[Chart and figure data]
════════════════

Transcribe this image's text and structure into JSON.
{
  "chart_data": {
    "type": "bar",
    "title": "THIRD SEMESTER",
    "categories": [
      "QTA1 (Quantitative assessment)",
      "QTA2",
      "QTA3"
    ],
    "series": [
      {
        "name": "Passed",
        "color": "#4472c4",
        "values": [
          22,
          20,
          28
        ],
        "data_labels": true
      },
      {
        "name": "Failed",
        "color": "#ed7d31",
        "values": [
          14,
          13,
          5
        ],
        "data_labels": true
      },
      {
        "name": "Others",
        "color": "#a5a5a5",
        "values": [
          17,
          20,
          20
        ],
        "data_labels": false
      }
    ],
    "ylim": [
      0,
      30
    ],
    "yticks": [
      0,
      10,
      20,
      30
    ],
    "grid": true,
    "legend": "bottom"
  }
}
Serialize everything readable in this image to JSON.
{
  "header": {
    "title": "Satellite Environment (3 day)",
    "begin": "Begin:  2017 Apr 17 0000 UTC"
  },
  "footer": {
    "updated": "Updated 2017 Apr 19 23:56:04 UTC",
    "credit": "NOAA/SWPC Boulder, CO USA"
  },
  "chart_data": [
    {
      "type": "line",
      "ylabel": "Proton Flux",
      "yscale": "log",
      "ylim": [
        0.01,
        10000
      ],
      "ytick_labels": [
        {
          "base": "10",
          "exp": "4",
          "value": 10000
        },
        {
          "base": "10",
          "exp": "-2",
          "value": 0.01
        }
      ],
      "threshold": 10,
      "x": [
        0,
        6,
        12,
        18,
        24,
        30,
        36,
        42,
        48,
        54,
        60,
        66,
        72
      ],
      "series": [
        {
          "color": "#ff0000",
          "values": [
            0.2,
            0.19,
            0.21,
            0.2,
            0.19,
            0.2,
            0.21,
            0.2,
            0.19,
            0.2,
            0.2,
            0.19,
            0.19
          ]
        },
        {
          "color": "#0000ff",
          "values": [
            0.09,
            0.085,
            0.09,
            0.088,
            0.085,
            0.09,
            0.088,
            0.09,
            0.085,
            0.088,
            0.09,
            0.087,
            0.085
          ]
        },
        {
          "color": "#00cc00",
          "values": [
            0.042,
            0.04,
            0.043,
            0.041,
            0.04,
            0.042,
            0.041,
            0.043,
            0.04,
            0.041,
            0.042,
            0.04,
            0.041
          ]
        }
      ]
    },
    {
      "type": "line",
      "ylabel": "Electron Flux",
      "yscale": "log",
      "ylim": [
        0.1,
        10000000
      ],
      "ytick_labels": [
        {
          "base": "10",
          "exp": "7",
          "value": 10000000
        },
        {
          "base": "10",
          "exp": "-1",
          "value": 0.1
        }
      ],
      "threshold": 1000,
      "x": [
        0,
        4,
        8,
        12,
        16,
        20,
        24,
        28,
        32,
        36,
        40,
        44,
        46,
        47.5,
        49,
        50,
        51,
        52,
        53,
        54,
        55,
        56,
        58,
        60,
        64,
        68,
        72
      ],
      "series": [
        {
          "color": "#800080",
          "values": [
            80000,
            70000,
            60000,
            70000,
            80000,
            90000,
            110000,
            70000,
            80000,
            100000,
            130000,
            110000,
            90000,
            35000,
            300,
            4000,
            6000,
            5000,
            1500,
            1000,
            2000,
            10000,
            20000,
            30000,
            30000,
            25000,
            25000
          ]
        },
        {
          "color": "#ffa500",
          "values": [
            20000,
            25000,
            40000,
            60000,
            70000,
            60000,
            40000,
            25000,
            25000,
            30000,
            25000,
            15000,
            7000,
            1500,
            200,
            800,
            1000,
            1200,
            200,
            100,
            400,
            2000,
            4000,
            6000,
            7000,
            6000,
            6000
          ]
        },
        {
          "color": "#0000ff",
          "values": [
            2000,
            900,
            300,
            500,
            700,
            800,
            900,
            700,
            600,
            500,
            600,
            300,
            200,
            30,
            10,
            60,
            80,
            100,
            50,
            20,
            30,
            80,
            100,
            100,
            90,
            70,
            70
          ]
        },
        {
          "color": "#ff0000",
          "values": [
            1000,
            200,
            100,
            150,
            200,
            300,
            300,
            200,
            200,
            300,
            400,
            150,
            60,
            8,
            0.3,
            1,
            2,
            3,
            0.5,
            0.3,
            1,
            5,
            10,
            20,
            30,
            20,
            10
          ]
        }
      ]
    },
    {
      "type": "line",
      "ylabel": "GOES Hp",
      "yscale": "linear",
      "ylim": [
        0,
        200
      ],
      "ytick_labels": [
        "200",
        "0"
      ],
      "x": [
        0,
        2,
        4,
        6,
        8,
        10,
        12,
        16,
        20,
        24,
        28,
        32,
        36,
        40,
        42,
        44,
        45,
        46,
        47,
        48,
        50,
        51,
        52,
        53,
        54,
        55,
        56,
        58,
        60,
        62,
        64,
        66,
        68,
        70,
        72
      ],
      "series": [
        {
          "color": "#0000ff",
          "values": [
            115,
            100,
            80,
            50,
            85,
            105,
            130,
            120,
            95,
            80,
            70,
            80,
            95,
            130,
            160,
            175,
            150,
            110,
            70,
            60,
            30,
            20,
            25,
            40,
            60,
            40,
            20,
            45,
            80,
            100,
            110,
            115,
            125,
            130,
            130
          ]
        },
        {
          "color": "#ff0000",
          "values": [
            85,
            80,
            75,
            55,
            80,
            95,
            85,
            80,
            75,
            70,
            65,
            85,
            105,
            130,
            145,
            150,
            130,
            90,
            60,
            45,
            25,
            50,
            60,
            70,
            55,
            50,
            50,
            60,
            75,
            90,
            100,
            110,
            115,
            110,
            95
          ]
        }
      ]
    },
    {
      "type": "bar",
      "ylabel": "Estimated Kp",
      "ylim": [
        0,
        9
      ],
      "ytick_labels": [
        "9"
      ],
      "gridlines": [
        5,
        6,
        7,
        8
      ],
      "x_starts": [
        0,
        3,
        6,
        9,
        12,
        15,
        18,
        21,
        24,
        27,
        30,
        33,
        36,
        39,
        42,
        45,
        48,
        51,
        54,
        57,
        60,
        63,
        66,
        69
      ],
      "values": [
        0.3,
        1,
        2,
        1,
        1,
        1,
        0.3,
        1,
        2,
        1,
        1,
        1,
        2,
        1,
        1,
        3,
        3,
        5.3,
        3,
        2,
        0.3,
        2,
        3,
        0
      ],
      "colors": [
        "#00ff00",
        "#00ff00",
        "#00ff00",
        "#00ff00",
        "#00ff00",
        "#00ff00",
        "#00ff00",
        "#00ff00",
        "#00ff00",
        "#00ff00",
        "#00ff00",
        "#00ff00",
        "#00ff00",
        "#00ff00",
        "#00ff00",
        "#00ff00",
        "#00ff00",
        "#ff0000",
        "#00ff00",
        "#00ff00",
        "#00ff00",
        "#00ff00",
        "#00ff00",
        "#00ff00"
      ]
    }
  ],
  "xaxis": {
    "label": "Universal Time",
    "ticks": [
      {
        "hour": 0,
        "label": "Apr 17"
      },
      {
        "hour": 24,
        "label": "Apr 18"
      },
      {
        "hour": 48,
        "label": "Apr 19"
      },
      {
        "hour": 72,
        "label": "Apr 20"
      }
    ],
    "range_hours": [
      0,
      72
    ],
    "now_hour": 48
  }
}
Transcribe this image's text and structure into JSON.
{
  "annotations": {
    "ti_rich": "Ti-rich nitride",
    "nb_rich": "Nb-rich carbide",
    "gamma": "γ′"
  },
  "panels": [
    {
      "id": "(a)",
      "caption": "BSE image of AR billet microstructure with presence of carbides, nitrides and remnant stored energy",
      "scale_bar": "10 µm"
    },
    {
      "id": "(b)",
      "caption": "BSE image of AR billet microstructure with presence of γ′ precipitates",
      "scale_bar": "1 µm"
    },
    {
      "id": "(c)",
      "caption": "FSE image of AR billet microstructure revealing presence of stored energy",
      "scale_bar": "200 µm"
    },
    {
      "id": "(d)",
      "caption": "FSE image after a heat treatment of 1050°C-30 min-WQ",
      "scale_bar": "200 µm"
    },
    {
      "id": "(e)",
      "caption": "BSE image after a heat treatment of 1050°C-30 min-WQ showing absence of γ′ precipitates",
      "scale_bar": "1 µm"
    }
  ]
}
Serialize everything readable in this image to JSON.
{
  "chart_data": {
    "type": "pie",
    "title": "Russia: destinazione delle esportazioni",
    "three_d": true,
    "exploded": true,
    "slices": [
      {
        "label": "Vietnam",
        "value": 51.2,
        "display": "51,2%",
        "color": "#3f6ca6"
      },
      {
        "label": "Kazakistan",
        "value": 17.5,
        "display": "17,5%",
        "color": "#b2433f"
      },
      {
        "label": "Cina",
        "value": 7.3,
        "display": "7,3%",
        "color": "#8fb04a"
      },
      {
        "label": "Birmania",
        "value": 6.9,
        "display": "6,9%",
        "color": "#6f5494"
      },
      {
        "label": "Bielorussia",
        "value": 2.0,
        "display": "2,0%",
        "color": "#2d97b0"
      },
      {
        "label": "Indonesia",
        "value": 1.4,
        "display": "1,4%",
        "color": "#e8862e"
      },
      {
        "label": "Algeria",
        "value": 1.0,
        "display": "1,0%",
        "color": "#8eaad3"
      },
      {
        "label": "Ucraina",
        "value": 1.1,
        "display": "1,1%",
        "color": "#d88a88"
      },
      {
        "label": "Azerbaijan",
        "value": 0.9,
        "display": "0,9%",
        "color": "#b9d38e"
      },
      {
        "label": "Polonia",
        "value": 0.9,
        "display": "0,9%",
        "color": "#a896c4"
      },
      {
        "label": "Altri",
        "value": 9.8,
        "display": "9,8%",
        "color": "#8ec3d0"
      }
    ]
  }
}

════════════════

Written exercise | Select all lines in the listing that include the word "ylabel".

Complete output |
      "ylabel": "Proton Flux",
      "ylabel": "Electron Flux",
      "ylabel": "GOES Hp",
      "ylabel": "Estimated Kp",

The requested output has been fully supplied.